What needs to be done:
For each line of the data below that holds "field", copy the line.

Data lines:

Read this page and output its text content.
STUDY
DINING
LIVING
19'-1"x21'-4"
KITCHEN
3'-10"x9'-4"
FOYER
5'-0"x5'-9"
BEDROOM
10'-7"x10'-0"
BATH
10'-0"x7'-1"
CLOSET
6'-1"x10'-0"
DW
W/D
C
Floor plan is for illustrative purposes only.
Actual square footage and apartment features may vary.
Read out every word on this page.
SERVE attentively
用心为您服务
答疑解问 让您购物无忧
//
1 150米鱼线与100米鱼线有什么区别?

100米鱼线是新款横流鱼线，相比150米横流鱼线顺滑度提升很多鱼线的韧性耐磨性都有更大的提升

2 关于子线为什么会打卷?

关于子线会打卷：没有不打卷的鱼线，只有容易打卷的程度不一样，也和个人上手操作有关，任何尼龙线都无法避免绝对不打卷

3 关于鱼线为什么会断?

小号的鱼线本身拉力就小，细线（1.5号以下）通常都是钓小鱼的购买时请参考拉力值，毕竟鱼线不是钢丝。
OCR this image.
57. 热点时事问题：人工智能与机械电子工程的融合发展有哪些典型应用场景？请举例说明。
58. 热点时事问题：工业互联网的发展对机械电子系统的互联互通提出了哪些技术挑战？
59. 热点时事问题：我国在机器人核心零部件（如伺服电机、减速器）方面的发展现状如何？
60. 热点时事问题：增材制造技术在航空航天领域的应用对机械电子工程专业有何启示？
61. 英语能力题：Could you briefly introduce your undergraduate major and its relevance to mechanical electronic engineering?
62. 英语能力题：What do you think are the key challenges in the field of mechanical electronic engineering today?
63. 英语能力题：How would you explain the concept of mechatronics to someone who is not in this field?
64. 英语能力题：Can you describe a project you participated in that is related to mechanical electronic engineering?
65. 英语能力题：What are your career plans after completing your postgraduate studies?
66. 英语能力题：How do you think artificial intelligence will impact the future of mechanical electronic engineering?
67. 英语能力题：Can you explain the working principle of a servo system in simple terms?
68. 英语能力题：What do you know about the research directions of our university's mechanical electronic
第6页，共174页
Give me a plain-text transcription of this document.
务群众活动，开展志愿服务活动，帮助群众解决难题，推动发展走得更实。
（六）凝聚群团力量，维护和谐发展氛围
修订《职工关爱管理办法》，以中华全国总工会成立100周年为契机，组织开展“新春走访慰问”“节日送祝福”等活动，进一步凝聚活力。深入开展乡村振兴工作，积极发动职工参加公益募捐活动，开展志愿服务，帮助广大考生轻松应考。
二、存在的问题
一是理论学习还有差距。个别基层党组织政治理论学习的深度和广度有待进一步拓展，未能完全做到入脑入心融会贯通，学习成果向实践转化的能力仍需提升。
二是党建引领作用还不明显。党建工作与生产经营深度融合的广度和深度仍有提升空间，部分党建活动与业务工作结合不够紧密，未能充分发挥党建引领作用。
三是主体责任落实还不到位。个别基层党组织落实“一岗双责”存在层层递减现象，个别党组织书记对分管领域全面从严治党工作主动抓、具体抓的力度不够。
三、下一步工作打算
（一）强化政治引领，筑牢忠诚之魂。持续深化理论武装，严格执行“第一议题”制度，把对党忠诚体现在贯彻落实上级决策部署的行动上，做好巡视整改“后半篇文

Exercise output:
62. 英语能力题：What do you think are the key challenges in the field of mechanical electronic engineering today?
63. 英语能力题：How would you explain the concept of mechatronics to someone who is not in this field?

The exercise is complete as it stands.